Retype the listing that follows, exactly as written.

Data records
┄┄┄┄┄┄┄┄┄┄

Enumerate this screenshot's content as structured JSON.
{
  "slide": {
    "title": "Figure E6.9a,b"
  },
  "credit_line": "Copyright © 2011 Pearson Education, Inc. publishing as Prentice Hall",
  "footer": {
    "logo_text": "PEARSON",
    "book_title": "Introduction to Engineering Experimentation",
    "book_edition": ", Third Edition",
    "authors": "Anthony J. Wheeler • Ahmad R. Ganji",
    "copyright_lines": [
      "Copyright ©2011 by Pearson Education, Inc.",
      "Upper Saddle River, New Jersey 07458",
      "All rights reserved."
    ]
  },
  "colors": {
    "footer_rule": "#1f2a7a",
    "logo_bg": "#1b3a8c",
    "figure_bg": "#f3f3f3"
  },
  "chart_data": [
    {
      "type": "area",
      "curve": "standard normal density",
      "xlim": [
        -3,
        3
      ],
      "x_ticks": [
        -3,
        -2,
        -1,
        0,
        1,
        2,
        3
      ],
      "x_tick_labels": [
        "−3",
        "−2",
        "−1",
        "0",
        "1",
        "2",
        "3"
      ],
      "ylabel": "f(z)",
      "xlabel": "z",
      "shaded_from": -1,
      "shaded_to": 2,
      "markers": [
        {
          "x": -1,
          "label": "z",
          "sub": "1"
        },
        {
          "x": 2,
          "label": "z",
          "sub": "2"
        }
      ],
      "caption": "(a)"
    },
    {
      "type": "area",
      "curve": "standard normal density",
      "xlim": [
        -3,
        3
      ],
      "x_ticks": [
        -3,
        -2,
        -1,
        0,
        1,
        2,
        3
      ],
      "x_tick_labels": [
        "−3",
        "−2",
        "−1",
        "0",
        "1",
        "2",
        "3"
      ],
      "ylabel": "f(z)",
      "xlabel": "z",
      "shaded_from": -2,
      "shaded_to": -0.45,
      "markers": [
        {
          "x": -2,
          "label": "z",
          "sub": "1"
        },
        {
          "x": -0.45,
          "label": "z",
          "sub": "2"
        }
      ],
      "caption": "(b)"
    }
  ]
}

┄┄┄┄┄┄┄┄┄┄

» **Finished exercise**:
Enumerate this screenshot's content as structured JSON.
{
  "slide": {
    "title": "Figure E6.9a,b"
  },
  "credit_line": "Copyright © 2011 Pearson Education, Inc. publishing as Prentice Hall",
  "footer": {
    "logo_text": "PEARSON",
    "book_title": "Introduction to Engineering Experimentation",
    "book_edition": ", Third Edition",
    "authors": "Anthony J. Wheeler • Ahmad R. Ganji",
    "copyright_lines": [
      "Copyright ©2011 by Pearson Education, Inc.",
      "Upper Saddle River, New Jersey 07458",
      "All rights reserved."
    ]
  },
  "colors": {
    "footer_rule": "#1f2a7a",
    "logo_bg": "#1b3a8c",
    "figure_bg": "#f3f3f3"
  },
  "chart_data": [
    {
      "type": "area",
      "curve": "standard normal density",
      "xlim": [
        -3,
        3
      ],
      "x_ticks": [
        -3,
        -2,
        -1,
        0,
        1,
        2,
        3
      ],
      "x_tick_labels": [
        "−3",
        "−2",
        "−1",
        "0",
        "1",
        "2",
        "3"
      ],
      "ylabel": "f(z)",
      "xlabel": "z",
      "shaded_from": -1,
      "shaded_to": 2,
      "markers": [
        {
          "x": -1,
          "label": "z",
          "sub": "1"
        },
        {
          "x": 2,
          "label": "z",
          "sub": "2"
        }
      ],
      "caption": "(a)"
    },
    {
      "type": "area",
      "curve": "standard normal density",
      "xlim": [
        -3,
        3
      ],
      "x_ticks": [
        -3,
        -2,
        -1,
        0,
        1,
        2,
        3
      ],
      "x_tick_labels": [
        "−3",
        "−2",
        "−1",
        "0",
        "1",
        "2",
        "3"
      ],
      "ylabel": "f(z)",
      "xlabel": "z",
      "shaded_from": -2,
      "shaded_to": -0.45,
      "markers": [
        {
          "x": -2,
          "label": "z",
          "sub": "1"
        },
        {
          "x": -0.45,
          "label": "z",
          "sub": "2"
        }
      ],
      "caption": "(b)"
    }
  ]
}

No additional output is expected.